[Items listed in a dataset]
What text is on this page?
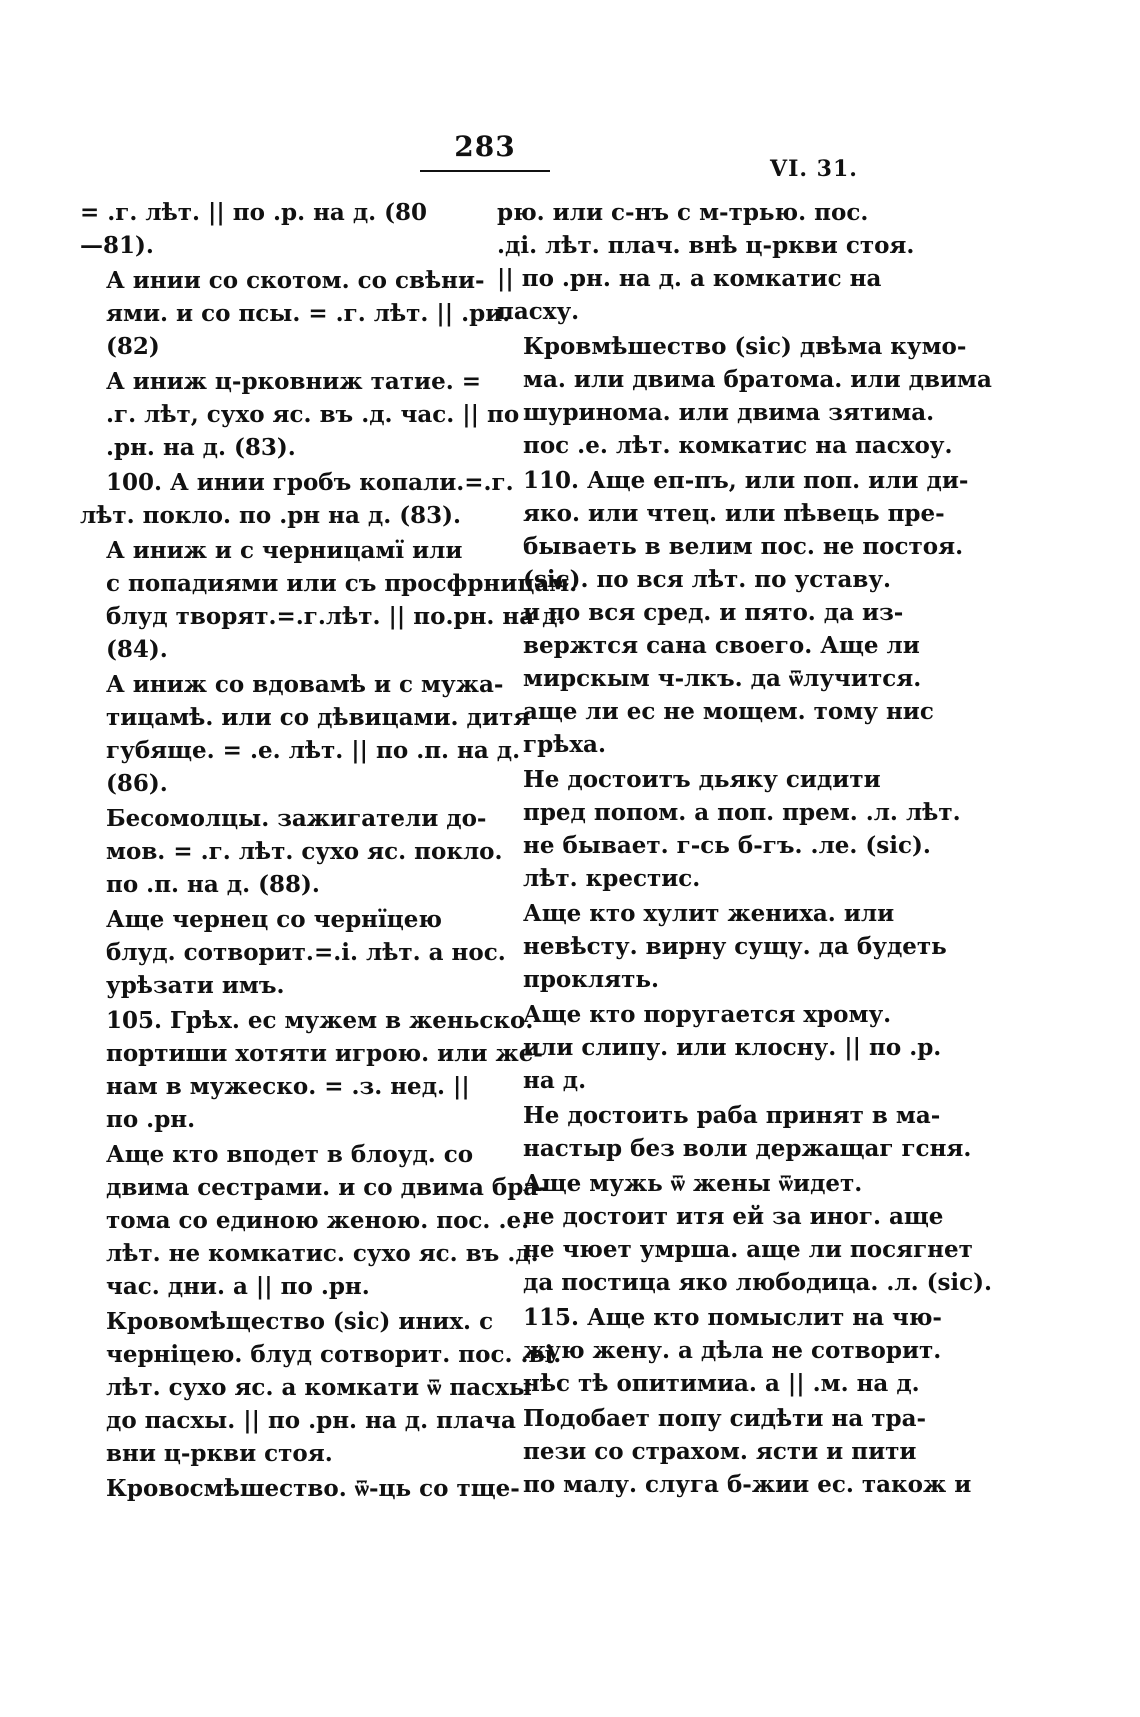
283
VI. 31.
= .г. лѣт. || по .р. на д. (80
—81).
А инии со скотом. со свѣни-
ями. и со псы. = .г. лѣт. || .ри.
(82)
А иниж ц-рковниж татие. =
.г. лѣт, сухо яс. въ .д. час. || по
.рн. на д. (83).
100. А инии гробъ копали.=.г.
лѣт. покло. по .рн на д. (83).
А иниж и с черницамї или
с попадиями или съ просфрницам.
блуд творят.=.г.лѣт. || по.рн. на д.
(84).
А иниж со вдовамѣ и с мужа-
тицамѣ. или со дѣвицами. дитя
губяще. = .е. лѣт. || по .п. на д.
(86).
Бесомолцы. зажигатели до-
мов. = .г. лѣт. сухо яс. покло.
по .п. на д. (88).
Аще чернец со чернїцею
блуд. сотворит.=.і. лѣт. а нос.
урѣзати имъ.
105. Грѣх. ес мужем в женьско.
портиши хотяти игрою. или же-
нам в мужеско. = .з. нед. ||
по .рн.
Аще кто вподет в блоуд. со
двима сестрами. и со двима бра-
тома со единою женою. пос. .е.
лѣт. не комкатис. сухо яс. въ .д.
час. дни. а || по .рн.
Кровомѣщество (sic) иних. с
черніцею. блуд сотворит. пос. .ві.
лѣт. сухо яс. а комкати ѿ пасхы
до пасхы. || по .рн. на д. плача
вни ц-ркви стоя.
Кровосмѣшество. ѿ-ць со тще-
рю. или с-нъ с м-трью. пос.
.ді. лѣт. плач. внѣ ц-ркви стоя.
|| по .рн. на д. а комкатис на
пасху.
Кровмѣшество (sic) двѣма кумо-
ма. или двима братома. или двима
шуринома. или двима зятима.
пос .е. лѣт. комкатис на пасхоу.
110. Аще еп-пъ, или поп. или ди-
яко. или чтец. или пѣвець пре-
бываеть в велим пос. не постоя.
(sic). по вся лѣт. по уставу.
и по вся сред. и пято. да из-
вержтся сана своего. Аще ли
мирскым ч-лкъ. да ѿлучится.
аще ли ес не мощем. тому нис
грѣха.
Не достоитъ дьяку сидити
пред попом. а поп. прем. .л. лѣт.
не бывает. г-сь б-гъ. .ле. (sic).
лѣт. крестис.
Аще кто хулит жениха. или
невѣсту. вирну сущу. да будеть
проклять.
Аще кто поругается хрому.
или слипу. или клосну. || по .р.
на д.
Не достоить раба принят в ма-
настыр без воли держащаг гсня.
Аще мужь ѿ жены ѿидет.
не достоит итя ей за иног. аще
не чюет умрша. аще ли посягнет
да постица яко любодица. .л. (sic).
115. Аще кто помыслит на чю-
жую жену. а дѣла не сотворит.
нѣс тѣ опитимиа. а || .м. на д.
Подобает попу сидѣти на тра-
пези со страхом. ясти и пити
по малу. слуга б-жии ес. також и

Prompt. Collect the complete line wherever the string "инии" appears in the records.

Final result.
А инии со скотом. со свѣни-
100. А инии гробъ копали.=.г.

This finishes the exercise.